▶ Dataset content:
--------
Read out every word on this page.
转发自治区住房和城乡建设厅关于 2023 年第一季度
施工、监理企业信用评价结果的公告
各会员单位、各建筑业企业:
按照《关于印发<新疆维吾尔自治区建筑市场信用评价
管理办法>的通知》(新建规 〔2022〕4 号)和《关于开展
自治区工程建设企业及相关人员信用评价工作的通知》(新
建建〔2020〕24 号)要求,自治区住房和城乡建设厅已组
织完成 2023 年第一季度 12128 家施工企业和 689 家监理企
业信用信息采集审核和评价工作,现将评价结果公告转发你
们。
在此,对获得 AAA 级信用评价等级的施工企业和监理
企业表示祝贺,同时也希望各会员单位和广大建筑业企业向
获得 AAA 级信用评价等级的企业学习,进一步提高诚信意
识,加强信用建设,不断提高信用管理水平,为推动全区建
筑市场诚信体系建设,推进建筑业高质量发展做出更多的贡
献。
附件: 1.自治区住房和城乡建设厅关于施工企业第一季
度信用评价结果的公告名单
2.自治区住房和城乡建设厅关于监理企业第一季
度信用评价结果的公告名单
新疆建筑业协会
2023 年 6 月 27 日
--------
Extract the full listing above without alteration.

Read out every word on this page.
转发自治区住房和城乡建设厅关于 2023 年第一季度
施工、监理企业信用评价结果的公告
各会员单位、各建筑业企业:
按照《关于印发<新疆维吾尔自治区建筑市场信用评价
管理办法>的通知》(新建规 〔2022〕4 号)和《关于开展
自治区工程建设企业及相关人员信用评价工作的通知》(新
建建〔2020〕24 号)要求,自治区住房和城乡建设厅已组
织完成 2023 年第一季度 12128 家施工企业和 689 家监理企
业信用信息采集审核和评价工作,现将评价结果公告转发你
们。
在此,对获得 AAA 级信用评价等级的施工企业和监理
企业表示祝贺,同时也希望各会员单位和广大建筑业企业向
获得 AAA 级信用评价等级的企业学习,进一步提高诚信意
识,加强信用建设,不断提高信用管理水平,为推动全区建
筑市场诚信体系建设,推进建筑业高质量发展做出更多的贡
献。
附件: 1.自治区住房和城乡建设厅关于施工企业第一季
度信用评价结果的公告名单
2.自治区住房和城乡建设厅关于监理企业第一季
度信用评价结果的公告名单
新疆建筑业协会
2023 年 6 月 27 日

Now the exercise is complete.